• [Goal]: Write out the records below word for word, please.

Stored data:
%%

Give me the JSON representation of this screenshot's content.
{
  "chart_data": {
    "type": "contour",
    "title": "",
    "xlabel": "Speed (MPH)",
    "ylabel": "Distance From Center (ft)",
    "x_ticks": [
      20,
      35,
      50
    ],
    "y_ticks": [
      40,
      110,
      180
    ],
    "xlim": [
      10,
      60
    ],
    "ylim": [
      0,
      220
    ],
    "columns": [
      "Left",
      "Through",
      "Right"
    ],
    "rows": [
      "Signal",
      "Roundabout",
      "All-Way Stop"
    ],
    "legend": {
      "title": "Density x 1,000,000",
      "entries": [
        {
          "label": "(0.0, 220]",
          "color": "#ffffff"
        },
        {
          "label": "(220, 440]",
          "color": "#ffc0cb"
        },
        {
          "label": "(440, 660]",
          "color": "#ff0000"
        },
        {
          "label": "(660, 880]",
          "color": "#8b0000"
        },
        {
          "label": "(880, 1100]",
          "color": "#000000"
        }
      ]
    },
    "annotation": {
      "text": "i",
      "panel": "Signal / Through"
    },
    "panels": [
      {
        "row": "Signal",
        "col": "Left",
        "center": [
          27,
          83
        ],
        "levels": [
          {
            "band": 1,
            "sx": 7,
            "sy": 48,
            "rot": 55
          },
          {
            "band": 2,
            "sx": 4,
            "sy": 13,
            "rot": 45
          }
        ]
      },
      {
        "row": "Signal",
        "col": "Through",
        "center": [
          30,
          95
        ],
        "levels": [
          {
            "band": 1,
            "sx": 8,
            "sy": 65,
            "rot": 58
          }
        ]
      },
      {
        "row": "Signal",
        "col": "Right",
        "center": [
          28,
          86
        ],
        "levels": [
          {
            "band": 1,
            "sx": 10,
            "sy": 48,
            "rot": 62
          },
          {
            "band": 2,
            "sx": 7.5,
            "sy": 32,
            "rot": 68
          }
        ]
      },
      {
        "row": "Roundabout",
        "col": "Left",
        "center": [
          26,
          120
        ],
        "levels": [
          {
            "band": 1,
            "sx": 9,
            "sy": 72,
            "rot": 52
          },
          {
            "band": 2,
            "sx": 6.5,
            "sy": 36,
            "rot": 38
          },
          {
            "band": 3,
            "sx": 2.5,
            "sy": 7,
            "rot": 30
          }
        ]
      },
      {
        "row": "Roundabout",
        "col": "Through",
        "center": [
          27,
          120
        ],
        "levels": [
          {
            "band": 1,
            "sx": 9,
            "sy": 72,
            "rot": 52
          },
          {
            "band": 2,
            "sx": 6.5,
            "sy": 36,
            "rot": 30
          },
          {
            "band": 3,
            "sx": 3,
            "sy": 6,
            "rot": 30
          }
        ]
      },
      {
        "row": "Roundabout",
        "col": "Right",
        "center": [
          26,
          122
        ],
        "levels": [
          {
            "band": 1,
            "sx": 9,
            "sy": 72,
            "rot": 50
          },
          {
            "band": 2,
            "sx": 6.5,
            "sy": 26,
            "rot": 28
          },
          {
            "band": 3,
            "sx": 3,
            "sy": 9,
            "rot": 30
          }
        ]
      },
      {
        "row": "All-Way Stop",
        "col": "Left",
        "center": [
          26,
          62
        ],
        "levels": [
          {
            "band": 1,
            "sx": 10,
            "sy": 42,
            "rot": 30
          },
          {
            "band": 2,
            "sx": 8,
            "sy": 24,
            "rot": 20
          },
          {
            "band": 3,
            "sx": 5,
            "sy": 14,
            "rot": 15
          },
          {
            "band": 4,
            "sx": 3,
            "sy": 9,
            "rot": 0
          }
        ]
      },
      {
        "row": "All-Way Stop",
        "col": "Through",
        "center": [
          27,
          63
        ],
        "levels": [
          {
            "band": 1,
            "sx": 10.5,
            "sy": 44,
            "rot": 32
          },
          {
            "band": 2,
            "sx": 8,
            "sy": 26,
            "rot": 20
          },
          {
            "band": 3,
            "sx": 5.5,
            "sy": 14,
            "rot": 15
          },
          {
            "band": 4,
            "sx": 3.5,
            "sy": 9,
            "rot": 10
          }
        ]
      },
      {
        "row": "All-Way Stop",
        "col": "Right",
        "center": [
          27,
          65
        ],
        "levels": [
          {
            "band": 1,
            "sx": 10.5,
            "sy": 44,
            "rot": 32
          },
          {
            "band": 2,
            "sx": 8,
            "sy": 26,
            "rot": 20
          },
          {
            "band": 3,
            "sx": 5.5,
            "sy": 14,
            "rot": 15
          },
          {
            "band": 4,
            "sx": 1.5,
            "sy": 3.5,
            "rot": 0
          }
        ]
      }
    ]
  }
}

%%

• [Task answer]:
Give me the JSON representation of this screenshot's content.
{
  "chart_data": {
    "type": "contour",
    "title": "",
    "xlabel": "Speed (MPH)",
    "ylabel": "Distance From Center (ft)",
    "x_ticks": [
      20,
      35,
      50
    ],
    "y_ticks": [
      40,
      110,
      180
    ],
    "xlim": [
      10,
      60
    ],
    "ylim": [
      0,
      220
    ],
    "columns": [
      "Left",
      "Through",
      "Right"
    ],
    "rows": [
      "Signal",
      "Roundabout",
      "All-Way Stop"
    ],
    "legend": {
      "title": "Density x 1,000,000",
      "entries": [
        {
          "label": "(0.0, 220]",
          "color": "#ffffff"
        },
        {
          "label": "(220, 440]",
          "color": "#ffc0cb"
        },
        {
          "label": "(440, 660]",
          "color": "#ff0000"
        },
        {
          "label": "(660, 880]",
          "color": "#8b0000"
        },
        {
          "label": "(880, 1100]",
          "color": "#000000"
        }
      ]
    },
    "annotation": {
      "text": "i",
      "panel": "Signal / Through"
    },
    "panels": [
      {
        "row": "Signal",
        "col": "Left",
        "center": [
          27,
          83
        ],
        "levels": [
          {
            "band": 1,
            "sx": 7,
            "sy": 48,
            "rot": 55
          },
          {
            "band": 2,
            "sx": 4,
            "sy": 13,
            "rot": 45
          }
        ]
      },
      {
        "row": "Signal",
        "col": "Through",
        "center": [
          30,
          95
        ],
        "levels": [
          {
            "band": 1,
            "sx": 8,
            "sy": 65,
            "rot": 58
          }
        ]
      },
      {
        "row": "Signal",
        "col": "Right",
        "center": [
          28,
          86
        ],
        "levels": [
          {
            "band": 1,
            "sx": 10,
            "sy": 48,
            "rot": 62
          },
          {
            "band": 2,
            "sx": 7.5,
            "sy": 32,
            "rot": 68
          }
        ]
      },
      {
        "row": "Roundabout",
        "col": "Left",
        "center": [
          26,
          120
        ],
        "levels": [
          {
            "band": 1,
            "sx": 9,
            "sy": 72,
            "rot": 52
          },
          {
            "band": 2,
            "sx": 6.5,
            "sy": 36,
            "rot": 38
          },
          {
            "band": 3,
            "sx": 2.5,
            "sy": 7,
            "rot": 30
          }
        ]
      },
      {
        "row": "Roundabout",
        "col": "Through",
        "center": [
          27,
          120
        ],
        "levels": [
          {
            "band": 1,
            "sx": 9,
            "sy": 72,
            "rot": 52
          },
          {
            "band": 2,
            "sx": 6.5,
            "sy": 36,
            "rot": 30
          },
          {
            "band": 3,
            "sx": 3,
            "sy": 6,
            "rot": 30
          }
        ]
      },
      {
        "row": "Roundabout",
        "col": "Right",
        "center": [
          26,
          122
        ],
        "levels": [
          {
            "band": 1,
            "sx": 9,
            "sy": 72,
            "rot": 50
          },
          {
            "band": 2,
            "sx": 6.5,
            "sy": 26,
            "rot": 28
          },
          {
            "band": 3,
            "sx": 3,
            "sy": 9,
            "rot": 30
          }
        ]
      },
      {
        "row": "All-Way Stop",
        "col": "Left",
        "center": [
          26,
          62
        ],
        "levels": [
          {
            "band": 1,
            "sx": 10,
            "sy": 42,
            "rot": 30
          },
          {
            "band": 2,
            "sx": 8,
            "sy": 24,
            "rot": 20
          },
          {
            "band": 3,
            "sx": 5,
            "sy": 14,
            "rot": 15
          },
          {
            "band": 4,
            "sx": 3,
            "sy": 9,
            "rot": 0
          }
        ]
      },
      {
        "row": "All-Way Stop",
        "col": "Through",
        "center": [
          27,
          63
        ],
        "levels": [
          {
            "band": 1,
            "sx": 10.5,
            "sy": 44,
            "rot": 32
          },
          {
            "band": 2,
            "sx": 8,
            "sy": 26,
            "rot": 20
          },
          {
            "band": 3,
            "sx": 5.5,
            "sy": 14,
            "rot": 15
          },
          {
            "band": 4,
            "sx": 3.5,
            "sy": 9,
            "rot": 10
          }
        ]
      },
      {
        "row": "All-Way Stop",
        "col": "Right",
        "center": [
          27,
          65
        ],
        "levels": [
          {
            "band": 1,
            "sx": 10.5,
            "sy": 44,
            "rot": 32
          },
          {
            "band": 2,
            "sx": 8,
            "sy": 26,
            "rot": 20
          },
          {
            "band": 3,
            "sx": 5.5,
            "sy": 14,
            "rot": 15
          },
          {
            "band": 4,
            "sx": 1.5,
            "sy": 3.5,
            "rot": 0
          }
        ]
      }
    ]
  }
}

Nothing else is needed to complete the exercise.